[Instructions to follow] In one to three sentences, explain why, according to the Xen-devel email thread below, Jan Beulich asks George Dunlap to clarify what to suggest instead.

[Text excerpt]
======
[Date Prev][Date Next][Thread Prev][Thread Next][Date Index][Thread Index]

Re: [Xen-devel] [PATCH] x86emul/fuzz: adjust canonicalization in sanitize_input()




> On Mar 29, 2019, at 4:14 PM, Jan Beulich <JBeulich@xxxxxxxx> wrote:
> 
>>>> On 29.03.19 at 16:42, <George.Dunlap@xxxxxxxxxx> wrote:
>>> On Mar 29, 2019, at 3:23 PM, Jan Beulich <JBeulich@xxxxxxxx> wrote:
>>>>>> On 29.03.19 at 16:14, <George.Dunlap@xxxxxxxxxx> wrote:
>>>> FAOD:
>>>> 1. I don’t oppose this, but
>>>> 2. I don’t support it either; however,
>>>> 3. I don’t think my Ack is necessary.
>>> 
>>> Well, preferably I would address your concerns despite 3. So could
>>> you clarify what you would suggest instead? Keep things as they
>>> are? Drop all canonicalization? I've basically tried to find a middle
>>> ground between the two extremes.
======
[Element box records]
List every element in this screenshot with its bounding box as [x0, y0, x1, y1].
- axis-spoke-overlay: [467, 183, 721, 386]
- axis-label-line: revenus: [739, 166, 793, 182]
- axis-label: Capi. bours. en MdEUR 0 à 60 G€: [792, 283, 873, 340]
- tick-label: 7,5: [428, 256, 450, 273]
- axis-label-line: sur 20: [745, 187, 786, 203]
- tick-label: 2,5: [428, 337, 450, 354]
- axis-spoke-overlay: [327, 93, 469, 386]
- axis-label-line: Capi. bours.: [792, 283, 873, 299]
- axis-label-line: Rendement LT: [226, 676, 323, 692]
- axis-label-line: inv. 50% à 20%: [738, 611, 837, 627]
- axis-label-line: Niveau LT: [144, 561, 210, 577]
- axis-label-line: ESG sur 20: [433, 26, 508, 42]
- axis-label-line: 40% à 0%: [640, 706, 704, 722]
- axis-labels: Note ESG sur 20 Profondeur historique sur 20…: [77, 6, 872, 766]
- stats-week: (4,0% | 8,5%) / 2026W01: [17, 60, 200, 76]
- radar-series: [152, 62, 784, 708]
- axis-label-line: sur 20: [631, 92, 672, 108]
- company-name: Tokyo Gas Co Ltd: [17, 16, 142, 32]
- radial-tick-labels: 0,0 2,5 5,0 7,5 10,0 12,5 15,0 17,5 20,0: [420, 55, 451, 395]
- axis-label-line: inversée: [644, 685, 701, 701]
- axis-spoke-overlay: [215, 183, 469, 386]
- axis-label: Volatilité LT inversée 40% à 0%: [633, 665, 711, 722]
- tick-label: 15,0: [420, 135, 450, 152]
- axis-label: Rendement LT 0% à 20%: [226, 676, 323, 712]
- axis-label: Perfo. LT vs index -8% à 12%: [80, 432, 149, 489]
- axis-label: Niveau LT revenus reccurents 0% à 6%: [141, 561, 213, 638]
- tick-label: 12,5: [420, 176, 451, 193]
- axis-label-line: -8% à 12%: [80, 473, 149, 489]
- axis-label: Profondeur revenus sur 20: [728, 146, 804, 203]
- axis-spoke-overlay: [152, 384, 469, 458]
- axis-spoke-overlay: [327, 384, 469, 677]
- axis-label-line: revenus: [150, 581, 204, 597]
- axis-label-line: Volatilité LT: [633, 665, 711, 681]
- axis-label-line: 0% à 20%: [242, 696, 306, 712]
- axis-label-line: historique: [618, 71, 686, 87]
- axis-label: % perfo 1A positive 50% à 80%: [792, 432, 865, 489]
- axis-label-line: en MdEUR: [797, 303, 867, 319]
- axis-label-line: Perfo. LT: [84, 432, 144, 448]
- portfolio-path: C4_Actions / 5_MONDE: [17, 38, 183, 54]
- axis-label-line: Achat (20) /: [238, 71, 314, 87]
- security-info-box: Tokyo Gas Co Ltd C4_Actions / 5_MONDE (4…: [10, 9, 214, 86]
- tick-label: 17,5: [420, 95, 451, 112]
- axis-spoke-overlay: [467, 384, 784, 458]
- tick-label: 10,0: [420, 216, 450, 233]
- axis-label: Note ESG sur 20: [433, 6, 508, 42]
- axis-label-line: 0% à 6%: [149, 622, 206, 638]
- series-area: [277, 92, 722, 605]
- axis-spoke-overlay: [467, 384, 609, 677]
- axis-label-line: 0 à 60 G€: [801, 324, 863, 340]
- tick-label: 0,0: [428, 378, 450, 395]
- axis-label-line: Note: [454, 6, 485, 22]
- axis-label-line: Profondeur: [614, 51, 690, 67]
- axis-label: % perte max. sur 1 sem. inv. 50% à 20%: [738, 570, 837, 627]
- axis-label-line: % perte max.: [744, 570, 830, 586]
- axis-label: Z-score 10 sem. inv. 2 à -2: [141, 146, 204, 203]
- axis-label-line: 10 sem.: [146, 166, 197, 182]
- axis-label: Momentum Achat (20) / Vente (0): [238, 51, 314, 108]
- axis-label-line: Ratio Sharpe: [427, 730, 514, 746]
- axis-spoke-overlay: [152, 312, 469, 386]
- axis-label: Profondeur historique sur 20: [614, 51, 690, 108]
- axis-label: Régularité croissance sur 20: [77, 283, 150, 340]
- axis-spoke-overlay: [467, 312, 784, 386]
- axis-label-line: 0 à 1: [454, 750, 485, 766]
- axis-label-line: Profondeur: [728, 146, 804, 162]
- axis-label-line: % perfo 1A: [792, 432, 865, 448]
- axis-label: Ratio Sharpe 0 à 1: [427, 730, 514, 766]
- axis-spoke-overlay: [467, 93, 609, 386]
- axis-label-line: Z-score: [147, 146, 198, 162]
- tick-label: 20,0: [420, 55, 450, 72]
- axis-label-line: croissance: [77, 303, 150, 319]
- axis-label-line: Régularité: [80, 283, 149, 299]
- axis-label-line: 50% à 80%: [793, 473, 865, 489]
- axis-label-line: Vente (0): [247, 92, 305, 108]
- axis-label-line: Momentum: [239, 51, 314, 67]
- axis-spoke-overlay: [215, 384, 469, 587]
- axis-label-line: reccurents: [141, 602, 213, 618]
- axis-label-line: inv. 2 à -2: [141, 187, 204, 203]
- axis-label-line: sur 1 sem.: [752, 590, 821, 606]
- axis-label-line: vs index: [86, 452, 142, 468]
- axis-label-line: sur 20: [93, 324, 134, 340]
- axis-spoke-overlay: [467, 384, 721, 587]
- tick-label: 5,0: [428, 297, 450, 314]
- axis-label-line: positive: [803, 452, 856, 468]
======
[Problem solution] George Dunlap said an Ack was not necessary, but Jan Beulich would still prefer to address George Dunlap's concerns. So Jan Beulich asks whether George Dunlap would keep things as they are or drop all canonicalization, since the patch was meant as a middle ground between those two extremes.